The hackweek team of ~9 got to work. We picked up from the proof of concept Next.js app I had shared in my pitch. We moved all untyped JavaScript to TypeScript immediately at the suggestion of one of the engineers. We evaluated two options for retrieving/consuming the files via JSON (server-side rendering and AWS Lambda functions), and ultimately settled on Lambdas leveraging our internal CDK toolkit.

Our hackweek goal was divided into a few major milestones:

  • Complete the communication between a static build and lambda file retrieval via API Gateway
  • Build out the UI to display test failure output and test pod output, since our build runs across a large number of pods
  • Make upstream changes in our monolith to generate basic build information and test output and send to S3

We divided up the work between the team and proceeded. We didn’t have an end-to-end working solution at the end of hackweek, but we did make progress on all of our milestones. We shared the result in a hackweek demo and I was able to harness support to move forward on the project.

An early systems diagram for Greendot.

Post Hackweek: Greendot Launch

In the weeks after hackweek and with support from several engineers, Greendot was launched while keeping parity with the existing Allure test reporting. I collected feedback from a small group of pilot testers before we were ready to deprecate Allure. After several weeks of testing and iteration, we switched over and deprecated the previous Allure test reports. Greendot was live!

Depiction of the present day Greendot UI: A “successful” build.
Depiction of the present day Greendot UI: A “just started” build.
Depiction of the present day Greendot UI: A “failed” build.

It has been ~6 months since Greendot was launched. Since then, a few other significant changes have been made to Greendot:

  • We’ve improved usability and optimized data retrieval. We moved to leveraging the popular useQuery plugin instead of our own homegrown file retrieval mechanism, for example. We also added pagination to the Lambda to ensure all of our builds were retrieved for a searchable dropdown of recent builds.

* SOURCE MATERIAL
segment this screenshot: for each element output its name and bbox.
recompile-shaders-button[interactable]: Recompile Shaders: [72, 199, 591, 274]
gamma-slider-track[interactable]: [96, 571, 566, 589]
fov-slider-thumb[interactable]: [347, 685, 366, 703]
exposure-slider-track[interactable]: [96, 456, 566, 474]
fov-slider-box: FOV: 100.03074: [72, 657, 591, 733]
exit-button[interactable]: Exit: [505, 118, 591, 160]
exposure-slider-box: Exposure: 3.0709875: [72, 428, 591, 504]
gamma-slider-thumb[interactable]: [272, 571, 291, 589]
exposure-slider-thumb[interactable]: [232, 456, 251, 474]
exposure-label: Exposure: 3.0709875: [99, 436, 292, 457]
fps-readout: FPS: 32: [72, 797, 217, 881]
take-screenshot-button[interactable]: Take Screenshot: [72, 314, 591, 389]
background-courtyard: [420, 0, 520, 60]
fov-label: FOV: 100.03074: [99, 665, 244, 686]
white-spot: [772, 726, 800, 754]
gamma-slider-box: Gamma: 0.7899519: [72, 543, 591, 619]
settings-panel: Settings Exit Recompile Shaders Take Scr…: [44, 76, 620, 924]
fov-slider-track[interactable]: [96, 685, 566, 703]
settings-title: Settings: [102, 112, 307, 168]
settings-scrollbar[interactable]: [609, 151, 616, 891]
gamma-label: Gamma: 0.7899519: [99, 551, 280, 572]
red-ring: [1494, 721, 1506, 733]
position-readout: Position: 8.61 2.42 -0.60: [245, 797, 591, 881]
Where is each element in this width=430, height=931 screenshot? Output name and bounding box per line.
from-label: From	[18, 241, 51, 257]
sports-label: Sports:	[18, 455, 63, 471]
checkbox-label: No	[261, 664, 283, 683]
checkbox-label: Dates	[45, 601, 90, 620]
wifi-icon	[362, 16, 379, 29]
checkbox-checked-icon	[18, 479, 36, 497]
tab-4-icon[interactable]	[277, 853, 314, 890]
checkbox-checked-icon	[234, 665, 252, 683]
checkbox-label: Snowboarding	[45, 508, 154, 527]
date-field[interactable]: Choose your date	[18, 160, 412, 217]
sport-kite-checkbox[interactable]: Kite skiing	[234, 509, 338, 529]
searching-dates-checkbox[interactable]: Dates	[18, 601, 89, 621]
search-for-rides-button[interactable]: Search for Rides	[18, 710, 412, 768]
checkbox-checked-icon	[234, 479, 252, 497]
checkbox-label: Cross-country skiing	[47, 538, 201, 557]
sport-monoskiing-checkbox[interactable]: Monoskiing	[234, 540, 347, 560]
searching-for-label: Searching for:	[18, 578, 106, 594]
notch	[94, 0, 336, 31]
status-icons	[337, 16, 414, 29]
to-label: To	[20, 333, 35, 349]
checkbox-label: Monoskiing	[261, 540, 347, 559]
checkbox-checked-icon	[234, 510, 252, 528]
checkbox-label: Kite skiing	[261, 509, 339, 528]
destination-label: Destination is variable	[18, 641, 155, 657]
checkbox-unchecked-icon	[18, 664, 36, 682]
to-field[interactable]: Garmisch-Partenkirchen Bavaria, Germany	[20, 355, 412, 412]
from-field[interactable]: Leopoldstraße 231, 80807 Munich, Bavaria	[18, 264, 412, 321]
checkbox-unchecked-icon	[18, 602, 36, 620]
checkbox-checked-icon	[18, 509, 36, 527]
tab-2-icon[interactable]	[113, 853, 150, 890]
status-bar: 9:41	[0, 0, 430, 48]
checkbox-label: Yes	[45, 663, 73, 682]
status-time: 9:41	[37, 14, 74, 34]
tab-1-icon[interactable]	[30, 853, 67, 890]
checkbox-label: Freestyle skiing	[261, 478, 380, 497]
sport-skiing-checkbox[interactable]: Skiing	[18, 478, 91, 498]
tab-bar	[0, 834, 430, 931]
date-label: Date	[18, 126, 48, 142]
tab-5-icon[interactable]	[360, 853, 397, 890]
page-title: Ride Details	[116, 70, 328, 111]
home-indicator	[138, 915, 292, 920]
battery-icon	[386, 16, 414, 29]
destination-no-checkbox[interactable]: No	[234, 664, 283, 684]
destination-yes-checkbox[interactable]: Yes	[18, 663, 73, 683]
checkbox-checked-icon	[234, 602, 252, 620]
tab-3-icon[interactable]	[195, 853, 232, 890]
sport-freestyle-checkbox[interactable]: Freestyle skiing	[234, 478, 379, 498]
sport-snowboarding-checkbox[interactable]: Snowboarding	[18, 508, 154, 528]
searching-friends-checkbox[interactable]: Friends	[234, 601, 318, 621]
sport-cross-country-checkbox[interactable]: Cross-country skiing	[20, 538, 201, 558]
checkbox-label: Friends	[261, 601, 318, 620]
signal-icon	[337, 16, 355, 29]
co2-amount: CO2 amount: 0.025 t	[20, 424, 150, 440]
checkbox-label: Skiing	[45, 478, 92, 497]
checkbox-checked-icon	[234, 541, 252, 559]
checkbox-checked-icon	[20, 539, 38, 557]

* WORK INSTRUCTION
Continue the Greendot excerpt from where it stops, after the entries.

* RESULT FOR THIS EXERCISE
  • We introduced our in-house React atomic component system that is leveraged by a number of our growing frontends. We moved hosting of the static build to Vercel, which is now supporting our other frontend apps. This provides a layer of consistency to engineers jumping in and out of our frontend code.
  • We added test reporting for our Rails engines inside the monolith — introducing a fourth type of pod that we collect test output from. This allows us to view test report output for code that is being incrementally shifted out of the monolith.
  • We built out test metrics on a single dashboard. We also leverage DataDog for this, but the custom dashboard includes additional metrics not available in DataDog.
  • We built out metrics on a single dashboard to highlight trends in flaky tests or build status — for example, we have better visibility into a large number of build failures due to a test flake or a build infra change. This data reveals prioritized and actionable flaky test management.

What’s Next for Greendot?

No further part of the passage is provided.